[What is needed]
Below is a listing to transcribe in full and exactly; keep the pictures out.

(Stored data)
[Start]
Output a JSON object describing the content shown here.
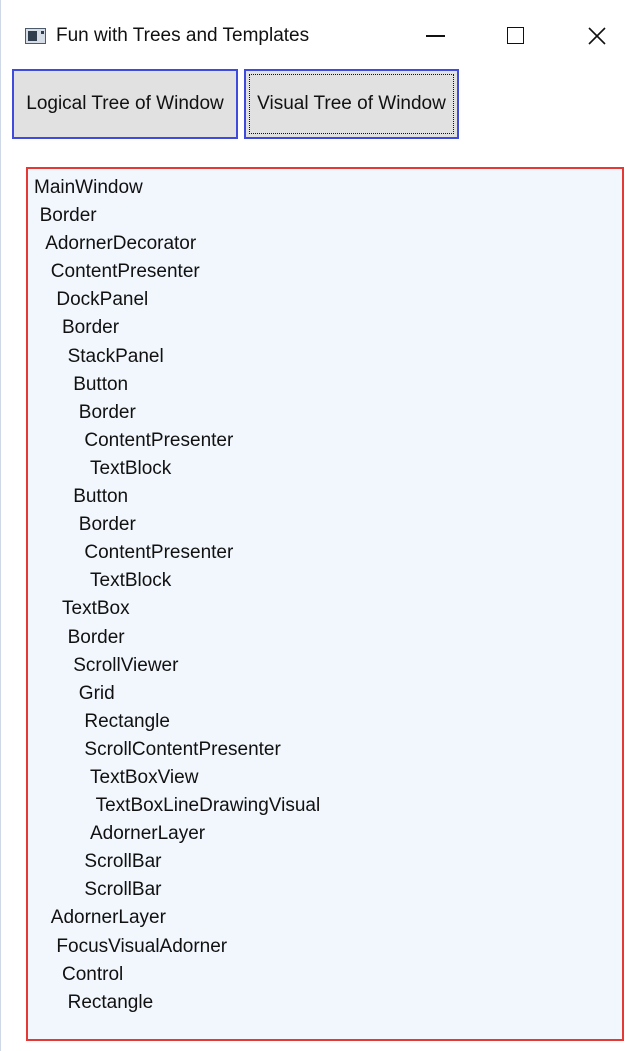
{
  "window": {
    "title": "Fun with Trees and Templates",
    "icon": "app-window-icon",
    "controls": {
      "minimize_icon": "minimize-icon",
      "maximize_icon": "maximize-icon",
      "close_icon": "close-icon"
    }
  },
  "toolbar": {
    "logical_label": "Logical Tree of Window",
    "visual_label": "Visual Tree of Window"
  },
  "colors": {
    "button_border": "#3f4bdc",
    "tree_border": "#e53935",
    "tree_background": "#f1f7fd"
  },
  "tree": {
    "items": [
      {
        "label": "MainWindow",
        "depth": 0
      },
      {
        "label": "Border",
        "depth": 1
      },
      {
        "label": "AdornerDecorator",
        "depth": 2
      },
      {
        "label": "ContentPresenter",
        "depth": 3
      },
      {
        "label": "DockPanel",
        "depth": 4
      },
      {
        "label": "Border",
        "depth": 5
      },
      {
        "label": "StackPanel",
        "depth": 6
      },
      {
        "label": "Button",
        "depth": 7
      },
      {
        "label": "Border",
        "depth": 8
      },
      {
        "label": "ContentPresenter",
        "depth": 9
      },
      {
        "label": "TextBlock",
        "depth": 10
      },
      {
        "label": "Button",
        "depth": 7
      },
      {
        "label": "Border",
        "depth": 8
      },
      {
        "label": "ContentPresenter",
        "depth": 9
      },
      {
        "label": "TextBlock",
        "depth": 10
      },
      {
        "label": "TextBox",
        "depth": 5
      },
      {
        "label": "Border",
        "depth": 6
      },
      {
        "label": "ScrollViewer",
        "depth": 7
      },
      {
        "label": "Grid",
        "depth": 8
      },
      {
        "label": "Rectangle",
        "depth": 9
      },
      {
        "label": "ScrollContentPresenter",
        "depth": 9
      },
      {
        "label": "TextBoxView",
        "depth": 10
      },
      {
        "label": "TextBoxLineDrawingVisual",
        "depth": 11
      },
      {
        "label": "AdornerLayer",
        "depth": 10
      },
      {
        "label": "ScrollBar",
        "depth": 9
      },
      {
        "label": "ScrollBar",
        "depth": 9
      },
      {
        "label": "AdornerLayer",
        "depth": 3
      },
      {
        "label": "FocusVisualAdorner",
        "depth": 4
      },
      {
        "label": "Control",
        "depth": 5
      },
      {
        "label": "Rectangle",
        "depth": 6
      }
    ]
  }
}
[End]
[Response to this task]
Output a JSON object describing the content shown here.
{
  "window": {
    "title": "Fun with Trees and Templates",
    "icon": "app-window-icon",
    "controls": {
      "minimize_icon": "minimize-icon",
      "maximize_icon": "maximize-icon",
      "close_icon": "close-icon"
    }
  },
  "toolbar": {
    "logical_label": "Logical Tree of Window",
    "visual_label": "Visual Tree of Window"
  },
  "colors": {
    "button_border": "#3f4bdc",
    "tree_border": "#e53935",
    "tree_background": "#f1f7fd"
  },
  "tree": {
    "items": [
      {
        "label": "MainWindow",
        "depth": 0
      },
      {
        "label": "Border",
        "depth": 1
      },
      {
        "label": "AdornerDecorator",
        "depth": 2
      },
      {
        "label": "ContentPresenter",
        "depth": 3
      },
      {
        "label": "DockPanel",
        "depth": 4
      },
      {
        "label": "Border",
        "depth": 5
      },
      {
        "label": "StackPanel",
        "depth": 6
      },
      {
        "label": "Button",
        "depth": 7
      },
      {
        "label": "Border",
        "depth": 8
      },
      {
        "label": "ContentPresenter",
        "depth": 9
      },
      {
        "label": "TextBlock",
        "depth": 10
      },
      {
        "label": "Button",
        "depth": 7
      },
      {
        "label": "Border",
        "depth": 8
      },
      {
        "label": "ContentPresenter",
        "depth": 9
      },
      {
        "label": "TextBlock",
        "depth": 10
      },
      {
        "label": "TextBox",
        "depth": 5
      },
      {
        "label": "Border",
        "depth": 6
      },
      {
        "label": "ScrollViewer",
        "depth": 7
      },
      {
        "label": "Grid",
        "depth": 8
      },
      {
        "label": "Rectangle",
        "depth": 9
      },
      {
        "label": "ScrollContentPresenter",
        "depth": 9
      },
      {
        "label": "TextBoxView",
        "depth": 10
      },
      {
        "label": "TextBoxLineDrawingVisual",
        "depth": 11
      },
      {
        "label": "AdornerLayer",
        "depth": 10
      },
      {
        "label": "ScrollBar",
        "depth": 9
      },
      {
        "label": "ScrollBar",
        "depth": 9
      },
      {
        "label": "AdornerLayer",
        "depth": 3
      },
      {
        "label": "FocusVisualAdorner",
        "depth": 4
      },
      {
        "label": "Control",
        "depth": 5
      },
      {
        "label": "Rectangle",
        "depth": 6
      }
    ]
  }
}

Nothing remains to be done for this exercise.